■ Challenge
Select all lines in the records that include "emoji".

☆ ☆ ☆ ☆ ☆ ☆ ☆

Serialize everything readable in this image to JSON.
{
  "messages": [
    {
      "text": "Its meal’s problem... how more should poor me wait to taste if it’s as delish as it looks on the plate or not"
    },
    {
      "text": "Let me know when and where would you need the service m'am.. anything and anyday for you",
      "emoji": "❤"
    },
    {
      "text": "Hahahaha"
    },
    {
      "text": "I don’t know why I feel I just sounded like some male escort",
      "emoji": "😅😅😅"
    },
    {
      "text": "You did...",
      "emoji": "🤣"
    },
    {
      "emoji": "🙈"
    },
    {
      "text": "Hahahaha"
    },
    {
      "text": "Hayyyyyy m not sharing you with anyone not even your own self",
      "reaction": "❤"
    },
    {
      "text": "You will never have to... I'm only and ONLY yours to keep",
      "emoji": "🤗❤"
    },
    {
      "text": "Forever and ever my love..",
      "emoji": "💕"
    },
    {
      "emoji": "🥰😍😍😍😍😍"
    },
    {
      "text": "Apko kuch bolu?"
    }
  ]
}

☆ ☆ ☆ ☆ ☆ ☆ ☆

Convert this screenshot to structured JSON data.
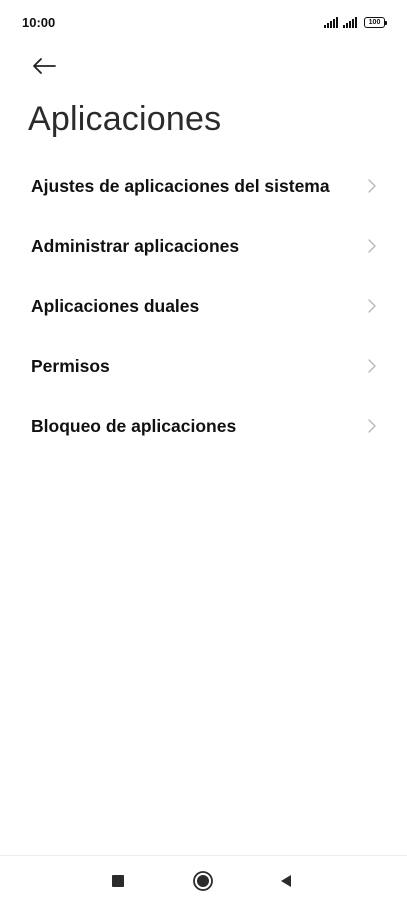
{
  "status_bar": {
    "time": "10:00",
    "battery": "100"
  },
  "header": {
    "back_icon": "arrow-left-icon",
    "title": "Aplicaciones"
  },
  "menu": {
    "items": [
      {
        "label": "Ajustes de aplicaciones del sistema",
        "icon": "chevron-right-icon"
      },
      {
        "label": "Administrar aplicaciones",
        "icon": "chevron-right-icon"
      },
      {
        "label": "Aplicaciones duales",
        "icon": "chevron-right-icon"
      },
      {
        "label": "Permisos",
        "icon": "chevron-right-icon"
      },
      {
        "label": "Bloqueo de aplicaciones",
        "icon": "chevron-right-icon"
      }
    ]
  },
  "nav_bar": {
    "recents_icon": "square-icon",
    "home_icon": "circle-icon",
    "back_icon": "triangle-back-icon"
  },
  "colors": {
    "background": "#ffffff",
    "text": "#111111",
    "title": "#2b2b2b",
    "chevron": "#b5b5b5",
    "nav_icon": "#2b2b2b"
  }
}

☆ ☆ ☆ ☆ ☆ ☆ ☆

■ Exercise solution
      "emoji": "❤"
      "emoji": "😅😅😅"
      "emoji": "🤣"
      "emoji": "🙈"
      "emoji": "🤗❤"
      "emoji": "💕"
      "emoji": "🥰😍😍😍😍😍"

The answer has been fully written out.